## Trecho selecionado

----

Rezo para alguém vir e me pegar no colo, inventar uma descupa, tirar-me dessa fria o mais rápido possível.

Poucos se habilitam. Eu sei como é. Cada um tem já muitos problemas para enfrentar. Não há lugar para mais um. Além de que é deprimente encarar o fraco, cuidar do fraco, juntar seus cacos um a um, sabendo ele irá quebrar depressa a Terra gire. Risco até pire quem se tentar de tentar semelhante insensatez.

Vez por outra, no entanto, que um canto se espraia do mar sepulcro de silêncio. Seu olhar refulge e sei, não sei como, que ele veio me salvar. Não à toa, não por ser a alma boa de Setsuan, não porque o tempo escoa em dutos enquanto o corpo espreme-se em canudos. 

Vem porque sabe que tem dias de Parnaso e dias de esculhambação.
Vem porque sabe dos dias de ser mar e os dias de sertão.
Vem porque sabe dos dias de harpa e os dias de atear fogo.
Vem porque sabe a medida do esforço.
Vem porque sabe que não forço. 

Vem porque, ali à frente, a floresta tem caminhos demais para os sabermos sozinhos, quatro faróis iluminam mais que dois.

A floresta tem segredos demais para os sorvermos sozinhos, para quem contar depois?

----

## Tarefa do exercício 1
De acordo com o trecho, o que ilumina mais que dois faróis?
## Tarefa do exercício 2
Relacione todos os tipos de dias mencionados no trecho.
As linhas não desempenham papel algum neste exercício.

(Entradas de elementos anotados)
----

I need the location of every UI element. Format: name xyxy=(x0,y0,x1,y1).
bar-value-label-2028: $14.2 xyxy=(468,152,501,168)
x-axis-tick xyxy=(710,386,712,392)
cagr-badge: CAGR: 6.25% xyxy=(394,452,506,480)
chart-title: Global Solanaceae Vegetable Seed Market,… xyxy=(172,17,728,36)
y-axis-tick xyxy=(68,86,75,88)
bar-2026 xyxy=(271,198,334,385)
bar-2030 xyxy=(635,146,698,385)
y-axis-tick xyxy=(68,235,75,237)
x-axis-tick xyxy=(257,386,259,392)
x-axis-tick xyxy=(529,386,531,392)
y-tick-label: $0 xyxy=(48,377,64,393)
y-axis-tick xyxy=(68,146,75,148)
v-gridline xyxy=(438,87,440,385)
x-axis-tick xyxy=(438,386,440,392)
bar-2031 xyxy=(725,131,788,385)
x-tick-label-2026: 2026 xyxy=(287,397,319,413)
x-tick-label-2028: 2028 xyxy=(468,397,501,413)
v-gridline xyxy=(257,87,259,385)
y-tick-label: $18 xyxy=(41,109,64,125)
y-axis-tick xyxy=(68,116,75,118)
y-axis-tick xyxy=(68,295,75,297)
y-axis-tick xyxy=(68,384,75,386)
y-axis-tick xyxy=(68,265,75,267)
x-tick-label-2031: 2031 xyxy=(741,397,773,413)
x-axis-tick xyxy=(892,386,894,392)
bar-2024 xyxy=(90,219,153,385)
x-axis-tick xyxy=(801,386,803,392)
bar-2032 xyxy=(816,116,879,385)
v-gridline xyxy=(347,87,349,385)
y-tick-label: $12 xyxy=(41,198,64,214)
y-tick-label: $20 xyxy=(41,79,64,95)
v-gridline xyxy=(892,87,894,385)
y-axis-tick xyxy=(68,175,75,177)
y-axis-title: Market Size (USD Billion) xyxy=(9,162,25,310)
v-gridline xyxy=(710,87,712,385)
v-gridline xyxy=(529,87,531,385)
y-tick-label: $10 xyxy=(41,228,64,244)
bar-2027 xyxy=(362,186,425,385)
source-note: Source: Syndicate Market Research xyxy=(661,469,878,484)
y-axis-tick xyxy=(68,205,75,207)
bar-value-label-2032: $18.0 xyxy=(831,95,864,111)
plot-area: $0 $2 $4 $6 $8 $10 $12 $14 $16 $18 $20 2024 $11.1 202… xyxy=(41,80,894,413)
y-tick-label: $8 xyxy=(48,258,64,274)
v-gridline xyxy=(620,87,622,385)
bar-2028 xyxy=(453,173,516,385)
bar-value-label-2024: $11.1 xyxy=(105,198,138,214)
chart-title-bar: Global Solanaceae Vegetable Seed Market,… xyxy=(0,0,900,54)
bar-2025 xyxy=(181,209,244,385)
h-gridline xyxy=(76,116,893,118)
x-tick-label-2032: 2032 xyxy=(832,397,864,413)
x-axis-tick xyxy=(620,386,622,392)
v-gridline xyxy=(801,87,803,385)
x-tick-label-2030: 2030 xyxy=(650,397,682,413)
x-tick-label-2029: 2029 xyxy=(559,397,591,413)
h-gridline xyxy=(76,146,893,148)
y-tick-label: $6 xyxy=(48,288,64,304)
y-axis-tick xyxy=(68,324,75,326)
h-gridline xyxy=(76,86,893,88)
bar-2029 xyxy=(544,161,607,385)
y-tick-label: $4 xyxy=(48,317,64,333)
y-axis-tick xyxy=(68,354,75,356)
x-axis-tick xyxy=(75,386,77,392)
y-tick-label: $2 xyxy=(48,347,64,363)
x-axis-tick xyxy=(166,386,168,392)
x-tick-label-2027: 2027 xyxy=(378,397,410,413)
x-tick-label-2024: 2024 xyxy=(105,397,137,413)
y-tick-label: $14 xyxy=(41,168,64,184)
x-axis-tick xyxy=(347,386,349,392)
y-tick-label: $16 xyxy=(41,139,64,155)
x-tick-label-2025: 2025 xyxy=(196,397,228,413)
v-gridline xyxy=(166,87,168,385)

----

## Resultado do exercício 1
Quatro faróis.

## Resultado do exercício 2
- dias de Parnaso
- dias de esculhambação
- dias de ser mar
- dias de sertão
- dias de harpa
- dias de atear fogo